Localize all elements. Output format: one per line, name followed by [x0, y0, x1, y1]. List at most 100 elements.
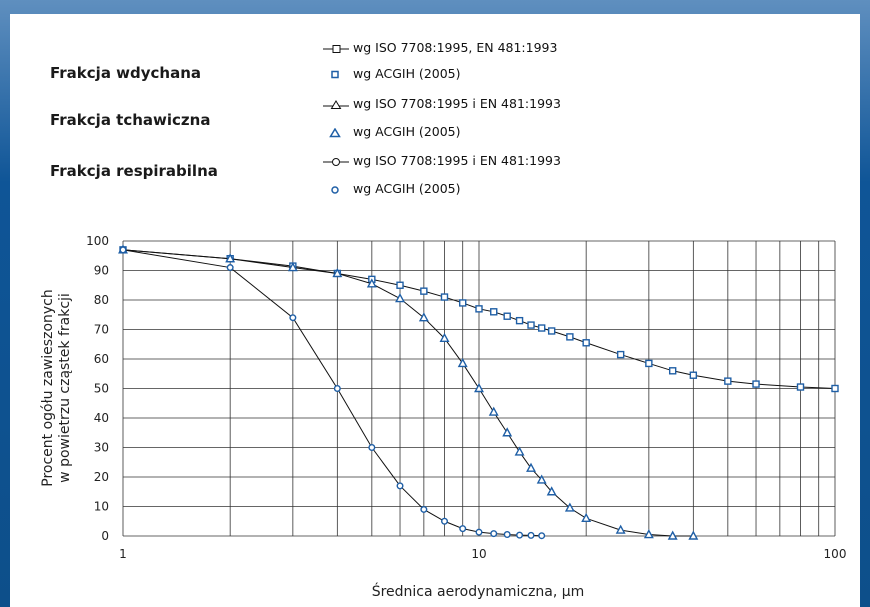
- y-tick-label: 40: [94, 411, 109, 425]
- data-point-circle: [490, 530, 498, 538]
- legend-circle-marker-icon: [331, 185, 339, 194]
- data-point-square: [440, 293, 449, 301]
- data-point-triangle: [564, 502, 575, 512]
- y-tick-label: 100: [86, 234, 109, 248]
- data-point-triangle: [366, 278, 377, 288]
- data-point-triangle: [546, 486, 557, 496]
- y-tick-label: 80: [94, 293, 109, 307]
- data-point-square: [527, 321, 535, 329]
- data-point-square: [752, 380, 760, 388]
- x-tick-label: 100: [824, 547, 847, 561]
- data-point-circle: [420, 505, 428, 513]
- data-point-triangle: [488, 406, 499, 416]
- data-point-circle: [396, 482, 404, 490]
- data-point-square: [420, 287, 428, 295]
- chart-panel: Frakcja wdychana Frakcja tchawiczna Frak…: [10, 14, 860, 607]
- y-tick-labels: 0 10 20 30 40 50 60 70 80 90 100: [86, 234, 109, 543]
- data-point-triangle: [581, 512, 592, 522]
- data-point-circle: [441, 517, 449, 525]
- y-tick-label: 60: [94, 352, 109, 366]
- x-tick-labels: 1 10 100: [119, 547, 846, 561]
- legend-entry-thoracic-iso: wg ISO 7708:1995 i EN 481:1993: [323, 96, 561, 111]
- data-point-triangle: [332, 267, 343, 278]
- data-point-triangle: [225, 253, 236, 263]
- data-point-circle: [368, 444, 376, 452]
- data-point-square: [475, 305, 483, 313]
- data-point-square: [724, 377, 732, 385]
- data-point-triangle: [615, 524, 626, 534]
- data-point-square: [582, 339, 590, 347]
- data-point-square: [490, 308, 498, 316]
- data-point-triangle: [418, 312, 429, 322]
- legend-entry-inhalable-acgih: wg ACGIH (2005): [323, 66, 461, 81]
- data-point-triangle: [287, 262, 298, 272]
- data-point-circle: [289, 314, 297, 322]
- data-point-square: [515, 316, 524, 325]
- y-tick-label: 10: [94, 500, 109, 514]
- data-point-circle: [527, 531, 535, 539]
- legend-entry-label: wg ISO 7708:1995 i EN 481:1993: [353, 96, 561, 111]
- y-tick-label: 20: [94, 470, 109, 484]
- series-line-thoracic: [122, 249, 694, 537]
- data-point-circle: [503, 531, 511, 539]
- data-point-square: [503, 312, 511, 320]
- data-point-circle: [459, 525, 467, 533]
- chart-series: [118, 244, 839, 540]
- x-axis-label: Średnica aerodynamiczna, µm: [372, 582, 585, 600]
- data-point-square: [537, 324, 546, 332]
- data-point-square: [689, 371, 698, 379]
- data-point-triangle: [457, 357, 468, 368]
- data-point-square: [396, 281, 404, 289]
- y-axis-label-line2: w powietrzu cząstek frakcji: [57, 293, 73, 483]
- legend-entry-respirable-acgih: wg ACGIH (2005): [323, 181, 461, 196]
- data-point-circle: [538, 532, 546, 540]
- x-tick-label: 10: [471, 547, 486, 561]
- data-point-square: [645, 359, 653, 368]
- legend-entry-thoracic-acgih: wg ACGIH (2005): [323, 124, 461, 139]
- legend-triangle-marker-icon: [329, 127, 341, 137]
- data-point-square: [459, 299, 467, 307]
- legend-line-triangle-icon: [323, 99, 349, 109]
- data-point-triangle: [667, 530, 678, 540]
- y-tick-label: 0: [101, 529, 109, 543]
- chart-grid: [122, 240, 836, 537]
- y-tick-label: 50: [94, 382, 109, 396]
- data-point-square: [796, 383, 805, 391]
- data-point-triangle: [643, 529, 654, 539]
- y-tick-label: 90: [94, 264, 109, 278]
- data-point-circle: [475, 528, 483, 536]
- data-point-circle: [119, 246, 127, 254]
- y-tick-label: 30: [94, 441, 109, 455]
- legend-group-inhalable: Frakcja wdychana: [50, 64, 202, 82]
- data-point-triangle: [688, 530, 699, 540]
- legend-group-respirable: Frakcja respirabilna: [50, 162, 218, 180]
- data-point-triangle: [514, 446, 525, 456]
- data-point-circle: [333, 385, 341, 393]
- y-axis-label-line1: Procent ogółu zawieszonych: [40, 289, 56, 486]
- data-point-square: [668, 367, 677, 375]
- data-point-triangle: [439, 332, 450, 343]
- data-point-square: [831, 384, 839, 393]
- legend-entry-label: wg ACGIH (2005): [353, 124, 461, 139]
- legend-line-circle-icon: [323, 157, 349, 166]
- data-point-square: [616, 350, 625, 359]
- data-point-triangle: [395, 293, 405, 303]
- data-point-circle: [516, 531, 524, 539]
- data-point-triangle: [536, 474, 547, 484]
- legend-entry-label: wg ISO 7708:1995 i EN 481:1993: [353, 153, 561, 168]
- x-tick-label: 1: [119, 547, 127, 561]
- data-point-triangle: [474, 383, 484, 393]
- legend-line-square-icon: [323, 44, 349, 53]
- data-point-triangle: [502, 427, 513, 437]
- legend-entry-label: wg ISO 7708:1995, EN 481:1993: [353, 40, 558, 55]
- legend-entry-respirable-iso: wg ISO 7708:1995 i EN 481:1993: [323, 153, 561, 168]
- data-point-square: [566, 333, 574, 341]
- data-point-square: [547, 327, 556, 335]
- legend-entry-label: wg ACGIH (2005): [353, 66, 461, 81]
- legend-entry-label: wg ACGIH (2005): [353, 181, 461, 196]
- data-point-circle: [226, 264, 234, 272]
- y-tick-label: 70: [94, 323, 109, 337]
- legend-entry-inhalable-iso: wg ISO 7708:1995, EN 481:1993: [323, 40, 557, 55]
- data-point-triangle: [526, 462, 536, 472]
========================================================================
▶ _Problem to solve_
Copy out every line above word for word, leaving out the pictures.

▶ _Answer for this exercise_
Localize all elements. Output format: one per line, name followed by [x0, y0, x1, y1]. List at most 100 elements.
- y-tick-label: 40: [94, 411, 109, 425]
- data-point-circle: [490, 530, 498, 538]
- legend-circle-marker-icon: [331, 185, 339, 194]
- data-point-square: [440, 293, 449, 301]
- data-point-triangle: [564, 502, 575, 512]
- y-tick-label: 100: [86, 234, 109, 248]
- data-point-triangle: [366, 278, 377, 288]
- data-point-triangle: [546, 486, 557, 496]
- y-tick-label: 80: [94, 293, 109, 307]
- data-point-square: [527, 321, 535, 329]
- data-point-square: [752, 380, 760, 388]
- x-tick-label: 100: [824, 547, 847, 561]
- data-point-circle: [420, 505, 428, 513]
- data-point-triangle: [488, 406, 499, 416]
- data-point-circle: [396, 482, 404, 490]
- data-point-square: [420, 287, 428, 295]
- chart-panel: Frakcja wdychana Frakcja tchawiczna Frak…: [10, 14, 860, 607]
- y-tick-labels: 0 10 20 30 40 50 60 70 80 90 100: [86, 234, 109, 543]
- data-point-triangle: [581, 512, 592, 522]
- data-point-circle: [441, 517, 449, 525]
- y-tick-label: 60: [94, 352, 109, 366]
- x-tick-labels: 1 10 100: [119, 547, 846, 561]
- legend-entry-thoracic-iso: wg ISO 7708:1995 i EN 481:1993: [323, 96, 561, 111]
- data-point-triangle: [332, 267, 343, 278]
- data-point-triangle: [225, 253, 236, 263]
- data-point-circle: [368, 444, 376, 452]
- data-point-square: [475, 305, 483, 313]
- data-point-square: [724, 377, 732, 385]
- data-point-triangle: [615, 524, 626, 534]
- data-point-square: [582, 339, 590, 347]
- data-point-square: [490, 308, 498, 316]
- data-point-triangle: [418, 312, 429, 322]
- legend-entry-inhalable-acgih: wg ACGIH (2005): [323, 66, 461, 81]
- data-point-triangle: [287, 262, 298, 272]
- data-point-circle: [289, 314, 297, 322]
- data-point-square: [515, 316, 524, 325]
- y-tick-label: 10: [94, 500, 109, 514]
- data-point-circle: [527, 531, 535, 539]
- legend-entry-label: wg ISO 7708:1995 i EN 481:1993: [353, 96, 561, 111]
- y-tick-label: 20: [94, 470, 109, 484]
- series-line-thoracic: [122, 249, 694, 537]
- data-point-circle: [503, 531, 511, 539]
- data-point-square: [503, 312, 511, 320]
- data-point-circle: [459, 525, 467, 533]
- chart-series: [118, 244, 839, 540]
- x-axis-label: Średnica aerodynamiczna, µm: [372, 582, 585, 600]
- data-point-square: [537, 324, 546, 332]
- data-point-square: [689, 371, 698, 379]
- data-point-triangle: [457, 357, 468, 368]
- data-point-square: [396, 281, 404, 289]
- y-axis-label-line2: w powietrzu cząstek frakcji: [57, 293, 73, 483]
- legend-entry-respirable-acgih: wg ACGIH (2005): [323, 181, 461, 196]
- data-point-circle: [538, 532, 546, 540]
- x-tick-label: 10: [471, 547, 486, 561]
- data-point-square: [645, 359, 653, 368]
- legend-entry-thoracic-acgih: wg ACGIH (2005): [323, 124, 461, 139]
- legend-triangle-marker-icon: [329, 127, 341, 137]
- data-point-square: [459, 299, 467, 307]
- legend-line-triangle-icon: [323, 99, 349, 109]
- data-point-triangle: [667, 530, 678, 540]
- y-tick-label: 0: [101, 529, 109, 543]
- chart-grid: [122, 240, 836, 537]
- y-tick-label: 50: [94, 382, 109, 396]
- data-point-square: [796, 383, 805, 391]
- data-point-triangle: [643, 529, 654, 539]
- y-tick-label: 90: [94, 264, 109, 278]
- data-point-circle: [475, 528, 483, 536]
- data-point-circle: [119, 246, 127, 254]
- y-tick-label: 30: [94, 441, 109, 455]
- legend-group-inhalable: Frakcja wdychana: [50, 64, 202, 82]
- data-point-triangle: [688, 530, 699, 540]
- legend-group-respirable: Frakcja respirabilna: [50, 162, 218, 180]
- data-point-triangle: [514, 446, 525, 456]
- data-point-circle: [333, 385, 341, 393]
- y-axis-label-line1: Procent ogółu zawieszonych: [40, 289, 56, 486]
- data-point-square: [668, 367, 677, 375]
- data-point-triangle: [439, 332, 450, 343]
- data-point-square: [831, 384, 839, 393]
- legend-entry-label: wg ACGIH (2005): [353, 124, 461, 139]
- legend-line-circle-icon: [323, 157, 349, 166]
- data-point-square: [616, 350, 625, 359]
- data-point-triangle: [395, 293, 405, 303]
- data-point-circle: [516, 531, 524, 539]
- data-point-triangle: [536, 474, 547, 484]
- legend-entry-label: wg ISO 7708:1995 i EN 481:1993: [353, 153, 561, 168]
- x-tick-label: 1: [119, 547, 127, 561]
- data-point-triangle: [474, 383, 484, 393]
- legend-line-square-icon: [323, 44, 349, 53]
- data-point-triangle: [502, 427, 513, 437]
- legend-entry-label: wg ISO 7708:1995, EN 481:1993: [353, 40, 558, 55]
- legend-entry-respirable-iso: wg ISO 7708:1995 i EN 481:1993: [323, 153, 561, 168]
- data-point-square: [566, 333, 574, 341]
- data-point-square: [547, 327, 556, 335]
- legend-entry-label: wg ACGIH (2005): [353, 66, 461, 81]
- legend-entry-label: wg ACGIH (2005): [353, 181, 461, 196]
- data-point-circle: [226, 264, 234, 272]
- y-tick-label: 70: [94, 323, 109, 337]
- legend-entry-inhalable-iso: wg ISO 7708:1995, EN 481:1993: [323, 40, 557, 55]
- data-point-triangle: [526, 462, 536, 472]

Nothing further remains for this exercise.